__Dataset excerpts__

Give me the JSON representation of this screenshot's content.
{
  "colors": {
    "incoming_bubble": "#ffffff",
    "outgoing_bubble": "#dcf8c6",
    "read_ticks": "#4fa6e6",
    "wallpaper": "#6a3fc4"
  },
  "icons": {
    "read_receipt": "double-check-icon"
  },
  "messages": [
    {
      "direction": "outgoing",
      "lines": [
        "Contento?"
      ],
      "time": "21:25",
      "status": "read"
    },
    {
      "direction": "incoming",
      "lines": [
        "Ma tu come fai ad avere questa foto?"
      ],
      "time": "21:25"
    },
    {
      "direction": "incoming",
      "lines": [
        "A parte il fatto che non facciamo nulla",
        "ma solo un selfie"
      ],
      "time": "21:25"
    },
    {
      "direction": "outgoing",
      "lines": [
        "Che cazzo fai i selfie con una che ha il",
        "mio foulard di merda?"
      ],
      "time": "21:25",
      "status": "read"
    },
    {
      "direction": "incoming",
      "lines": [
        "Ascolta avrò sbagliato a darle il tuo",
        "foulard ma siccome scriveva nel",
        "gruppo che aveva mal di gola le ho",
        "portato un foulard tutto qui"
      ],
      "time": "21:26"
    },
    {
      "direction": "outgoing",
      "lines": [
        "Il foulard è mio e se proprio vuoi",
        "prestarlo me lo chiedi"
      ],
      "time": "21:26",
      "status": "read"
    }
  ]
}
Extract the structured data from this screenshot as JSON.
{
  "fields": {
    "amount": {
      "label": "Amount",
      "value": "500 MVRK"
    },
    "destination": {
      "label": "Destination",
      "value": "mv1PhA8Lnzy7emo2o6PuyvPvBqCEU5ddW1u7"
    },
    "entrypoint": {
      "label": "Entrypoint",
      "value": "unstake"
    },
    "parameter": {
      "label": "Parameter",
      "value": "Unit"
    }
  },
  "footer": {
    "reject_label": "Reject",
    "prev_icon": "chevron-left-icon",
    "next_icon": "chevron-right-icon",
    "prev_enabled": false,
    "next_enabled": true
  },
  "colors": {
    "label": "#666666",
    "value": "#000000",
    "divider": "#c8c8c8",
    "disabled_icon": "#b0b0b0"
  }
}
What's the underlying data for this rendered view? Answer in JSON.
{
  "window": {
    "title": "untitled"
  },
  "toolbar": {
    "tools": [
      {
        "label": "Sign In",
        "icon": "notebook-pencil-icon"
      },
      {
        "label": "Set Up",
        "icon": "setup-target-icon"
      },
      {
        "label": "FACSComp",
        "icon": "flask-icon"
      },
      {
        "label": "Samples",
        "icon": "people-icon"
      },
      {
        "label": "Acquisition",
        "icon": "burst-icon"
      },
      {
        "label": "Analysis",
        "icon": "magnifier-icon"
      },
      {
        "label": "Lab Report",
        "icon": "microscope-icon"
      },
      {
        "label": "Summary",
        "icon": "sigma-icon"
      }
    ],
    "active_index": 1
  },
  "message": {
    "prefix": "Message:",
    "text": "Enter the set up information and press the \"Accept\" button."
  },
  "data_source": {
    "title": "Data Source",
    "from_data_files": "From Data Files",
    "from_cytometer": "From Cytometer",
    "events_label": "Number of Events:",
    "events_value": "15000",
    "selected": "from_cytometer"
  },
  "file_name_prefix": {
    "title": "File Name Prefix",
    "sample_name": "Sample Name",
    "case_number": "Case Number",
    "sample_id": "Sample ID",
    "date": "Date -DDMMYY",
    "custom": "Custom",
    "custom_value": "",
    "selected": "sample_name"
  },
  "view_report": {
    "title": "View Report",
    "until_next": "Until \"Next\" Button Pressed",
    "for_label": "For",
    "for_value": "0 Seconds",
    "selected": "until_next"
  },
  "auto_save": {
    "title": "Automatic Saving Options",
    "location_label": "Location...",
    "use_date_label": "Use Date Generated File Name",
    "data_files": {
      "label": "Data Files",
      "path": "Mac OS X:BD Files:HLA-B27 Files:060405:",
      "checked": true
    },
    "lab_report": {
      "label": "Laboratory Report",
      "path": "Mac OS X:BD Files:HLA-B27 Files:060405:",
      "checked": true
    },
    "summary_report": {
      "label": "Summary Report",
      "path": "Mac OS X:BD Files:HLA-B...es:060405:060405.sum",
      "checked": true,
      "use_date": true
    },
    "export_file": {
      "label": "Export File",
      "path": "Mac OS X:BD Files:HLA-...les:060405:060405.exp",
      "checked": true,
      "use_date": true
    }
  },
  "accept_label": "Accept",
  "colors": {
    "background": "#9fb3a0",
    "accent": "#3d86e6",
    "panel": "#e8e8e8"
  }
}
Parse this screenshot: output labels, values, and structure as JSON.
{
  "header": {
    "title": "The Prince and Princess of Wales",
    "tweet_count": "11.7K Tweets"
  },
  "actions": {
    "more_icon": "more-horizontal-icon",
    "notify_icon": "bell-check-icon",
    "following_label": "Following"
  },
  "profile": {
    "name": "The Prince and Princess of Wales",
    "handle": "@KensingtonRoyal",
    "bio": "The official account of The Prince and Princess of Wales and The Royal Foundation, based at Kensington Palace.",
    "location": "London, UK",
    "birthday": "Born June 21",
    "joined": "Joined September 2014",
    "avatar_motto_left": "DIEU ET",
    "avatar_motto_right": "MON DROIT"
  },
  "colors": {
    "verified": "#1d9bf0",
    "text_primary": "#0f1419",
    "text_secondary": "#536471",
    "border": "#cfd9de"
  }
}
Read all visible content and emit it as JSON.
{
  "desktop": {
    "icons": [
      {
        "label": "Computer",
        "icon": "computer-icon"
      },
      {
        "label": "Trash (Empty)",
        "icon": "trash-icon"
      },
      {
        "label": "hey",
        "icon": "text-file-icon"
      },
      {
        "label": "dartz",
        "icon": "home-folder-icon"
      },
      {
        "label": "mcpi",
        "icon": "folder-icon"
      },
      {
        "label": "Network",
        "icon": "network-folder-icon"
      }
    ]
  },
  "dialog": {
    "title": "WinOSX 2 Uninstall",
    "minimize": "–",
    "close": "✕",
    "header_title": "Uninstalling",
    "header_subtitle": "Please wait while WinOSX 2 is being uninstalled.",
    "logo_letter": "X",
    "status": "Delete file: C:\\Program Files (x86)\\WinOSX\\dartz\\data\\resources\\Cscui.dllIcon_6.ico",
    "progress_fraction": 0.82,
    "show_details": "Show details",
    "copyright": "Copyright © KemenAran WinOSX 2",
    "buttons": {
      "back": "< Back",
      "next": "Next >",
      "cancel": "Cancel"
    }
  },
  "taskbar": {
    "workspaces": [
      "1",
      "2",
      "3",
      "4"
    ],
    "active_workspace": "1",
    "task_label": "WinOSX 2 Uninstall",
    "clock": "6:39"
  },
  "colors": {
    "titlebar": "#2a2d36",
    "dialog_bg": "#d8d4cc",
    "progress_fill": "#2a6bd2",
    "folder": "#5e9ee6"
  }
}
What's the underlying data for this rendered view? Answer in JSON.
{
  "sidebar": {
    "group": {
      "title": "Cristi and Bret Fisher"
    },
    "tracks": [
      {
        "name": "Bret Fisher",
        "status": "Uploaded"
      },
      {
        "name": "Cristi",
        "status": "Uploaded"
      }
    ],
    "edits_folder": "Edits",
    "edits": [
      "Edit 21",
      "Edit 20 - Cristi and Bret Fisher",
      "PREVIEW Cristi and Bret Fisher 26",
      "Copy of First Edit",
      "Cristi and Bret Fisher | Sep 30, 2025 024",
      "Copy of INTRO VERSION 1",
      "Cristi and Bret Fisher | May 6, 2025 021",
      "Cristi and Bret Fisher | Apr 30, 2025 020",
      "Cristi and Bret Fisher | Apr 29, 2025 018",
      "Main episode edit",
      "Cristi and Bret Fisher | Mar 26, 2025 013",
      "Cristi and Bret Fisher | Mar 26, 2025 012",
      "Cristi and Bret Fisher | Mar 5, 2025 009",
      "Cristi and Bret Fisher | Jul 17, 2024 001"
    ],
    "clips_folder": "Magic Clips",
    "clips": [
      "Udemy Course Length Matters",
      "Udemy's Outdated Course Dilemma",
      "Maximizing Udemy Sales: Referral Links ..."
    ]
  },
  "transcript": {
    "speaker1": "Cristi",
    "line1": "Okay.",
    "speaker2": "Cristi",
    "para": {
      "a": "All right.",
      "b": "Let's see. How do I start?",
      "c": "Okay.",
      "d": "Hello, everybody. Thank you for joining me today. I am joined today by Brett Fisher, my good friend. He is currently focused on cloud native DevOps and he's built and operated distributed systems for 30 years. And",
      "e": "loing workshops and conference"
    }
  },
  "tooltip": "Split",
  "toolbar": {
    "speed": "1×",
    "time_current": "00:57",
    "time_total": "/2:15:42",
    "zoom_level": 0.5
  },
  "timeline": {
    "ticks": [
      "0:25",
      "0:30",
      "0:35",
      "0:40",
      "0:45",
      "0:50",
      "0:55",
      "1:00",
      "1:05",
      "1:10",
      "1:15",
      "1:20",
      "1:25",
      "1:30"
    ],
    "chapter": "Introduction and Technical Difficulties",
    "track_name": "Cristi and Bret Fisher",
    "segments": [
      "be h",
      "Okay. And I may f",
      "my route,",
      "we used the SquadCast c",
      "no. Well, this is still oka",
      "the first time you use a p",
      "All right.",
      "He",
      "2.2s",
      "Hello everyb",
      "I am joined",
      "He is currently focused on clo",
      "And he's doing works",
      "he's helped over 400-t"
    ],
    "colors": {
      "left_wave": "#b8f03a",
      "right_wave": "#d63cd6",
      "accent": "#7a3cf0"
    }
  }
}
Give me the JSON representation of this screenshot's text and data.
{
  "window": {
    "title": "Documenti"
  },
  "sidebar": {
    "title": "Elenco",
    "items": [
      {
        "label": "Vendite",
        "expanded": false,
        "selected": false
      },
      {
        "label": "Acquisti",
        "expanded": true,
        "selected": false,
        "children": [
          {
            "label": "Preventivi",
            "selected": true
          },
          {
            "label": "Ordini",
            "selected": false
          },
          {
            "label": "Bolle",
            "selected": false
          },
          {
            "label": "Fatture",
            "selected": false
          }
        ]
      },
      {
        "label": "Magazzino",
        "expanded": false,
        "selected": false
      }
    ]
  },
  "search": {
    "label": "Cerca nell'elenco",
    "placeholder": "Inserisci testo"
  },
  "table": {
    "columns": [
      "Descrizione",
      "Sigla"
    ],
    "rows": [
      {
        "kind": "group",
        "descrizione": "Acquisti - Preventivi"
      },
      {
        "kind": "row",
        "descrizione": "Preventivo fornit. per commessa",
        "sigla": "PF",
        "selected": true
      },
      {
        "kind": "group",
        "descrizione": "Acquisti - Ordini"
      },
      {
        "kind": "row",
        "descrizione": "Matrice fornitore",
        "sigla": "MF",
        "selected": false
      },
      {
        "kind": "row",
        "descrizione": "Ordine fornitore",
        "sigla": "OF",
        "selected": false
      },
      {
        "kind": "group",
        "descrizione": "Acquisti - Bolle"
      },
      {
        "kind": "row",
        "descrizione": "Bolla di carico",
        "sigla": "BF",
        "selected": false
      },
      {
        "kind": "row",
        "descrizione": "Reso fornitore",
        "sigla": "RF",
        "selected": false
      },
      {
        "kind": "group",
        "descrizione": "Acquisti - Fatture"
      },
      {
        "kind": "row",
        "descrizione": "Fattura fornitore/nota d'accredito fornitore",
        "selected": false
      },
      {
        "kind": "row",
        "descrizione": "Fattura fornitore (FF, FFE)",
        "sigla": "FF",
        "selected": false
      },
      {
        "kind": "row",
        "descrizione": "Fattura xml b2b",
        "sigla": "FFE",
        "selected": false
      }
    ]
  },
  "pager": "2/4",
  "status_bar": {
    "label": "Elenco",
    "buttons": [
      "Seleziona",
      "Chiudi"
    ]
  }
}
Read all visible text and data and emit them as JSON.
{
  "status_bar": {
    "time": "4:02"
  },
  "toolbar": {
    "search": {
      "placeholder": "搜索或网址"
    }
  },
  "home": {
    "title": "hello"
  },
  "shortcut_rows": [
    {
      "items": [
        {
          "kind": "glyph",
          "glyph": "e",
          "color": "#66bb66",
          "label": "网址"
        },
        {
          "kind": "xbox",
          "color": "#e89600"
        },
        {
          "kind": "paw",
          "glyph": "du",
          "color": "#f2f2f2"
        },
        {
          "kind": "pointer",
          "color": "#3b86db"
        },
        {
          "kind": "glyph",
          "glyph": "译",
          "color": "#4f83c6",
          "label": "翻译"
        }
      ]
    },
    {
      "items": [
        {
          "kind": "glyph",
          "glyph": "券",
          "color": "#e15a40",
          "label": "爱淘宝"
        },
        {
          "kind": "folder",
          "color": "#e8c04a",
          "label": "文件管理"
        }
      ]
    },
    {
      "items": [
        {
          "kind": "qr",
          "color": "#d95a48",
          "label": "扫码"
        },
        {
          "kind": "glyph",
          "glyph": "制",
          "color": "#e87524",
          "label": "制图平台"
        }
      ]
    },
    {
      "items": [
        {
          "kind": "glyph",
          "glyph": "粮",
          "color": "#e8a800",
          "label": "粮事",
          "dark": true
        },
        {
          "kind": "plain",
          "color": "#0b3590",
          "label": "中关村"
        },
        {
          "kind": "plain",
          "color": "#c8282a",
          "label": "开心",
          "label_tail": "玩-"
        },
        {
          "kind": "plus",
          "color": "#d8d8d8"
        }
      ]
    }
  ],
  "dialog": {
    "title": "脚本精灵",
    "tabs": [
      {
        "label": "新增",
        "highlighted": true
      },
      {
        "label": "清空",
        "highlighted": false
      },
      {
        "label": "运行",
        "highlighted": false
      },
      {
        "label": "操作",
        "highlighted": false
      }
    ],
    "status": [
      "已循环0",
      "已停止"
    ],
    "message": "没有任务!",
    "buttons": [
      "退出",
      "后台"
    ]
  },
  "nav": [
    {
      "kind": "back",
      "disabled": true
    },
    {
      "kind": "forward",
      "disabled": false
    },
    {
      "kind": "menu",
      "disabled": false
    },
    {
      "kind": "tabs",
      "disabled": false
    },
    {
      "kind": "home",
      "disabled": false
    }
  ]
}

__Problem description__
Find the string "Accept" in the records, then copy each line where it occurs.

__Answer for this exercise__
    "text": "Enter the set up information and press the \"Accept\" button."
  "accept_label": "Accept",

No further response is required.